> [Goal] Check each line of the records for "Marketplace"; collect those that have it.

====== Provided information ======

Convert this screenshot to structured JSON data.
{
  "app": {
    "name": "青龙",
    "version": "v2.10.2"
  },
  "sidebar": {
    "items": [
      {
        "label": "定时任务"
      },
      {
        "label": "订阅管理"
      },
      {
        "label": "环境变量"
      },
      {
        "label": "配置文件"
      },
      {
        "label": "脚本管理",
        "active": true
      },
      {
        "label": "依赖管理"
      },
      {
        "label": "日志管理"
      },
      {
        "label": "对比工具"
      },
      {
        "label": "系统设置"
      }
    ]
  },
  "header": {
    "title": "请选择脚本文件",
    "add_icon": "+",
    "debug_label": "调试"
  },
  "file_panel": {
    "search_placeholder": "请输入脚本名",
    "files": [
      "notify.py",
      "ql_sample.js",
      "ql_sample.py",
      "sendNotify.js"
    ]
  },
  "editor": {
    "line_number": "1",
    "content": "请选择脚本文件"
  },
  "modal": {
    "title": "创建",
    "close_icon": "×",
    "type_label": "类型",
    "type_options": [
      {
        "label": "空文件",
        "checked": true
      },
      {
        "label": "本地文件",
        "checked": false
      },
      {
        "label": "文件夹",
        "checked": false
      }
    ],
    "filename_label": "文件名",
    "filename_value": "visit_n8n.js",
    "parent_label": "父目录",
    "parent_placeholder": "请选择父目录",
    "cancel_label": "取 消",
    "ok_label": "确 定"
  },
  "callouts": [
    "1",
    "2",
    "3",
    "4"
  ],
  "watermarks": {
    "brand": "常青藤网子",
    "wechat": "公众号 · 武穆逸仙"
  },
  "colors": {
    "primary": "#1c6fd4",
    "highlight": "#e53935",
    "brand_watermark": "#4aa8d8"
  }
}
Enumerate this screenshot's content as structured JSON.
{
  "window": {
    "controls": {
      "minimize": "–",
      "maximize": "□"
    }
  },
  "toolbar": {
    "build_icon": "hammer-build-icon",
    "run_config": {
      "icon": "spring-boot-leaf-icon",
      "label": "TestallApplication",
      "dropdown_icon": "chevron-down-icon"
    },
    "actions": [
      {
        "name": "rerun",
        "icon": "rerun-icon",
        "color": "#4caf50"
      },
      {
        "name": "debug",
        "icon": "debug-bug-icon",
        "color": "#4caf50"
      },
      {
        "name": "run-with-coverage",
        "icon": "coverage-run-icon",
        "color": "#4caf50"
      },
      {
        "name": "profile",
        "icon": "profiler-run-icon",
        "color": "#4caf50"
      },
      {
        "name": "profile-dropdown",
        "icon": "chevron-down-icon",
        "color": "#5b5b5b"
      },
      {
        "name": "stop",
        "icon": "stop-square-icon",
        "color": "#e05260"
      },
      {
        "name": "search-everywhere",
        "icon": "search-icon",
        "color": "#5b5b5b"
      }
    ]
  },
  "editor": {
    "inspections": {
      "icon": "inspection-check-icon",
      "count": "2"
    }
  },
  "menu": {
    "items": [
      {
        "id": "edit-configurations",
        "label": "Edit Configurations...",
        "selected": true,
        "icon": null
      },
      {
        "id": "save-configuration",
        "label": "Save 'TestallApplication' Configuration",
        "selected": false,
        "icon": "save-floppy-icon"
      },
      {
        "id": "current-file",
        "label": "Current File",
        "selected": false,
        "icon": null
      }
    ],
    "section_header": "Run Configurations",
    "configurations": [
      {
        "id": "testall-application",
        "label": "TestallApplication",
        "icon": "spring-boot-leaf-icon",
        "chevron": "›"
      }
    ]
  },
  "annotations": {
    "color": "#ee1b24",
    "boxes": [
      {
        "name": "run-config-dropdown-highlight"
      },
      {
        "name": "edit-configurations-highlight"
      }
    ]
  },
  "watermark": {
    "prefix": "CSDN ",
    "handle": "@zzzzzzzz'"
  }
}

======
====== Provided information ======

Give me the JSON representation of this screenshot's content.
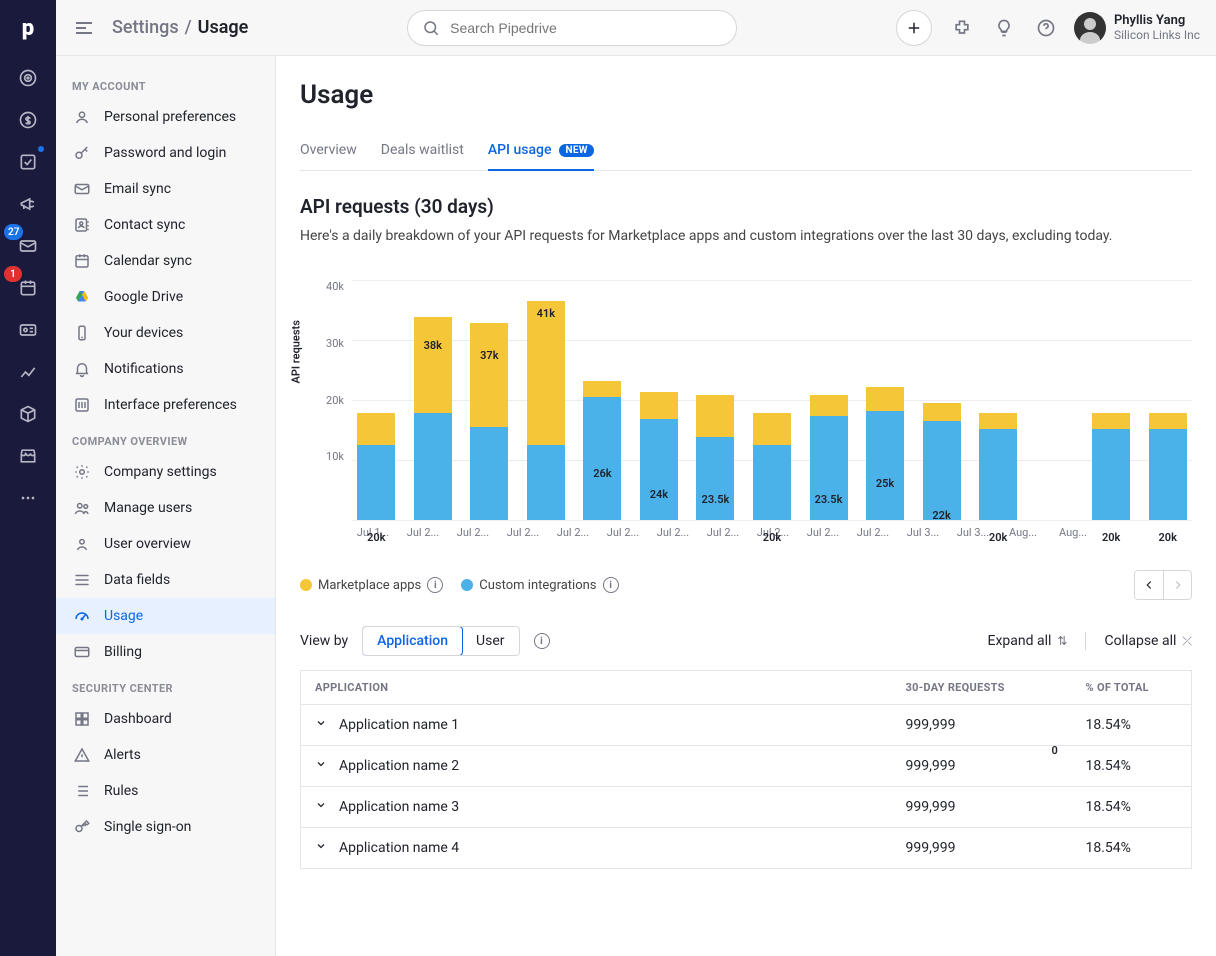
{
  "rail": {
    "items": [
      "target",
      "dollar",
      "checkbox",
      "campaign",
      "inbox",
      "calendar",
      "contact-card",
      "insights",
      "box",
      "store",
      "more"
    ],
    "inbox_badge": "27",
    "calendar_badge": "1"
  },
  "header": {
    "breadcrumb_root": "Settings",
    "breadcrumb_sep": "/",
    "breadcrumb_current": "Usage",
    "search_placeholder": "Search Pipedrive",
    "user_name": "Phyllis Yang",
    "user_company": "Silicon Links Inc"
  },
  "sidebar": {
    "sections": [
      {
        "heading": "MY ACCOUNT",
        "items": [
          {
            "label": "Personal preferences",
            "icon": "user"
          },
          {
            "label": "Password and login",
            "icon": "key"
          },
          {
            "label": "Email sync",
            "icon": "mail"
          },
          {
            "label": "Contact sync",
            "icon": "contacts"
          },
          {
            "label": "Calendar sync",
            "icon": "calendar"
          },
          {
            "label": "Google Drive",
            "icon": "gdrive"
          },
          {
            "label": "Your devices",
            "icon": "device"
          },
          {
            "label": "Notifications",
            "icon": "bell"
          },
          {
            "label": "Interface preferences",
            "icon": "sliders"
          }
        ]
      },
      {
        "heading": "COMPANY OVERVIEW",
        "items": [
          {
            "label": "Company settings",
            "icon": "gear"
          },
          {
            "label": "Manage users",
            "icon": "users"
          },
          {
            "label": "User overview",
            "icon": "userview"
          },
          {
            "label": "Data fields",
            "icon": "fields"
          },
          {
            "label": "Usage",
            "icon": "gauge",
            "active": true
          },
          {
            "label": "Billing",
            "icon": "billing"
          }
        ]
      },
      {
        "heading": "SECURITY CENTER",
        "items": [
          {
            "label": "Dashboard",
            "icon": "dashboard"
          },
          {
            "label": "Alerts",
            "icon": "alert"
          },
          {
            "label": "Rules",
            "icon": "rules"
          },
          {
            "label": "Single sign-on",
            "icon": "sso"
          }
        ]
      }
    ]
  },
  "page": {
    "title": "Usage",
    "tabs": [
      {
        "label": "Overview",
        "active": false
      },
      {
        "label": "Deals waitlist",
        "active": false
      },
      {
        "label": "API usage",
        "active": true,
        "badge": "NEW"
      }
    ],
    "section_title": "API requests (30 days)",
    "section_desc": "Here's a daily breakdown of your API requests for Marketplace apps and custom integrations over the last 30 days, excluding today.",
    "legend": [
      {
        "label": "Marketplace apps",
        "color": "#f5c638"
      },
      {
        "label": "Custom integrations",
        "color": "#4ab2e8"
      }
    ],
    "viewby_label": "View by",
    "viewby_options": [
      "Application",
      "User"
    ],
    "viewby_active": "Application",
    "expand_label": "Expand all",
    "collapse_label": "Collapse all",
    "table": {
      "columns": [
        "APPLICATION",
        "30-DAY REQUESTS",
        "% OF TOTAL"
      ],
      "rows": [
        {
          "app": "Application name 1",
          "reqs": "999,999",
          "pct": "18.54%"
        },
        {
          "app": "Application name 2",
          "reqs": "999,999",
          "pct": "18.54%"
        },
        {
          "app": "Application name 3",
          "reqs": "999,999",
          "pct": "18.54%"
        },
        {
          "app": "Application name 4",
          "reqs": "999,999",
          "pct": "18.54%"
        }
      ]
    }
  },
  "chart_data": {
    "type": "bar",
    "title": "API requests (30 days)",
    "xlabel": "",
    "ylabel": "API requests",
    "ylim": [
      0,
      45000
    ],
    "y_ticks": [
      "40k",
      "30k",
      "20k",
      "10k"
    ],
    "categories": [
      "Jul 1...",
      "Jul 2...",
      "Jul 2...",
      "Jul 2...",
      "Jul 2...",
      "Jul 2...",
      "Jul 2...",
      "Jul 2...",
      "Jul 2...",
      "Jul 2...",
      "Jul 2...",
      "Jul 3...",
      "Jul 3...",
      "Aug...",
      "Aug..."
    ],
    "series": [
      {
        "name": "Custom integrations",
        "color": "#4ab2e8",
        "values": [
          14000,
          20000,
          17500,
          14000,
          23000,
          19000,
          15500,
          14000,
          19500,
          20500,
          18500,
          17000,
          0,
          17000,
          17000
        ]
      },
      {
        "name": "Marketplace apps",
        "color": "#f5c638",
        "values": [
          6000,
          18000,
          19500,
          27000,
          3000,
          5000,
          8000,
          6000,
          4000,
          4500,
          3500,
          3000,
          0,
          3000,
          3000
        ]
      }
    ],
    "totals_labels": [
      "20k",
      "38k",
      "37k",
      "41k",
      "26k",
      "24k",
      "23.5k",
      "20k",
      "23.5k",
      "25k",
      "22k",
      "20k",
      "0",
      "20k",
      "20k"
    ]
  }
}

======
====== Provided information ======

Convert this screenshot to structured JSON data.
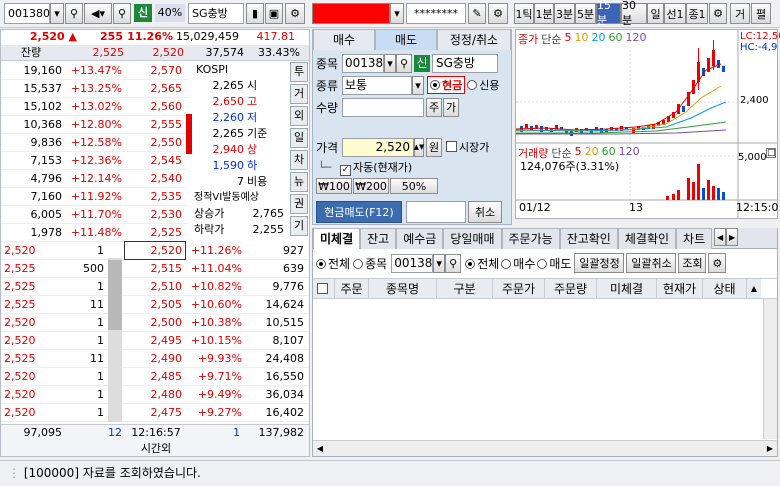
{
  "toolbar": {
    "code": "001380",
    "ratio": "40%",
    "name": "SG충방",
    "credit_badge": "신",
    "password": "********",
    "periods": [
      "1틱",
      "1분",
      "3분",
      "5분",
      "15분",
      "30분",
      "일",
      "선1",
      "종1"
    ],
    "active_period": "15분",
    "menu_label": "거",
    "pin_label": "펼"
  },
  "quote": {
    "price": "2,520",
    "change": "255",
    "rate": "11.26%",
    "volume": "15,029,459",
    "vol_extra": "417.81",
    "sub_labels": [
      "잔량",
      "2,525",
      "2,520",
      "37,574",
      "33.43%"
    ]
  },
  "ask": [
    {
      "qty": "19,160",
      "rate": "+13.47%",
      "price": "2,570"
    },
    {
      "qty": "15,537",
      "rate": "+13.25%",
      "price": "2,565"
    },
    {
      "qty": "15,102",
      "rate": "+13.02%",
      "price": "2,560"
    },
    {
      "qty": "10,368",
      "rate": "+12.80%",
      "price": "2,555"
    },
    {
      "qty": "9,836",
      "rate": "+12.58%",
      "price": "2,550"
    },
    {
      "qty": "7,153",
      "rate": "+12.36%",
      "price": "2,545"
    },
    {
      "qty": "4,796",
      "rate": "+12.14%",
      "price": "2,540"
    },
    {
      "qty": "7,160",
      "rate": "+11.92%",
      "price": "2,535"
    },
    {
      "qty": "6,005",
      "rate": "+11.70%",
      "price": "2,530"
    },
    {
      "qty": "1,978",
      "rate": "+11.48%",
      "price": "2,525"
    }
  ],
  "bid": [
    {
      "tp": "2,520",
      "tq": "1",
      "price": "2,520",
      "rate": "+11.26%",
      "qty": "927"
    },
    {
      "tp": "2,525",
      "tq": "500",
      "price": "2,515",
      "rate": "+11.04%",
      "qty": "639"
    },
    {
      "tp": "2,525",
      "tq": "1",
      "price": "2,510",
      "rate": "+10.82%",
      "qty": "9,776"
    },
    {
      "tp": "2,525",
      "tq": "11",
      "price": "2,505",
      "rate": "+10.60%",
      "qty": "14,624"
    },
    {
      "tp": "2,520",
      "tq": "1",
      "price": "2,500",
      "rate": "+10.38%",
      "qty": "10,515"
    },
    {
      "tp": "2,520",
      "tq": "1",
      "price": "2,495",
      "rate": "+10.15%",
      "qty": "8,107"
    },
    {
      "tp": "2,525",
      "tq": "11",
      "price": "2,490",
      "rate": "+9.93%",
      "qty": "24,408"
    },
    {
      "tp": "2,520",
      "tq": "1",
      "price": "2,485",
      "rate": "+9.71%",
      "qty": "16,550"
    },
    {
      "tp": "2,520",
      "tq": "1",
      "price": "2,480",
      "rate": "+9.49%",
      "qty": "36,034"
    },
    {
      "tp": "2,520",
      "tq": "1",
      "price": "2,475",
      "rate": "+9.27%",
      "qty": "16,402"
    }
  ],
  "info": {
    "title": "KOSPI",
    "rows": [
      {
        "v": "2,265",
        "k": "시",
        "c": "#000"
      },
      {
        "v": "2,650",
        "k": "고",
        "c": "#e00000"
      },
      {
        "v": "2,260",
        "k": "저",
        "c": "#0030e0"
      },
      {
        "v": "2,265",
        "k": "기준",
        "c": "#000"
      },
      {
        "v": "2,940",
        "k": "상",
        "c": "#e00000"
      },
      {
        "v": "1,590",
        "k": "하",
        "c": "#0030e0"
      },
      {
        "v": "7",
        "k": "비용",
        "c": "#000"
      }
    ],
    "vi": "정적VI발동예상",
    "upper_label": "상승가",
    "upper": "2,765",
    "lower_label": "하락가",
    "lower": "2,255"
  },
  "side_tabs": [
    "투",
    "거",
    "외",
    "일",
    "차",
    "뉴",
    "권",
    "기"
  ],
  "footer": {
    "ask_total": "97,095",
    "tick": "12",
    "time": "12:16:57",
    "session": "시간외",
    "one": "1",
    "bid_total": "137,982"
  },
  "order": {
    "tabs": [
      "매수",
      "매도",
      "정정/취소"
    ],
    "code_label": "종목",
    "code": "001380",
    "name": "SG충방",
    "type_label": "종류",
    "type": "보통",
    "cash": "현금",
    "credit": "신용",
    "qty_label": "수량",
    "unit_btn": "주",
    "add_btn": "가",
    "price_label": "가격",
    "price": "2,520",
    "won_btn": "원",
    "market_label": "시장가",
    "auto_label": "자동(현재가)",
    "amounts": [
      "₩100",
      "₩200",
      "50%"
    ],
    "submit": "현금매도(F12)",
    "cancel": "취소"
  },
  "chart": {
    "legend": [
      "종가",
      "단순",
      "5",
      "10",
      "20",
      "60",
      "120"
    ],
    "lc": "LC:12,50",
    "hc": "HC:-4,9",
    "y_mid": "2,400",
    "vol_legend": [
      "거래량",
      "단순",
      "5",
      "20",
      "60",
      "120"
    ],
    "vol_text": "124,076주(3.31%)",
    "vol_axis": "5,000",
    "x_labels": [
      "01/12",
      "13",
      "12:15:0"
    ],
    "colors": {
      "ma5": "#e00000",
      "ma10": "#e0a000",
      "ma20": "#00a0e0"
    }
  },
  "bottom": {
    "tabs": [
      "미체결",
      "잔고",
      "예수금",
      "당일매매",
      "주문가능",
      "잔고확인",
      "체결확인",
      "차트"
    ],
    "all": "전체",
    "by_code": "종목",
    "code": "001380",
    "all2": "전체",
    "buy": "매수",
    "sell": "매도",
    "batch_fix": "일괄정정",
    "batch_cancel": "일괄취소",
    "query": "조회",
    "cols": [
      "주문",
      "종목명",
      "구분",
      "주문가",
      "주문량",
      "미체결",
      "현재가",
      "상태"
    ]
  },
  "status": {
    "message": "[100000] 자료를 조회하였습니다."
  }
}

======

> [Solved exercise]
    "section_desc": "Here's a daily breakdown of your API requests for Marketplace apps and custom integrations over the last 30 days, excluding today.",
        "label": "Marketplace apps",
        "name": "Marketplace apps",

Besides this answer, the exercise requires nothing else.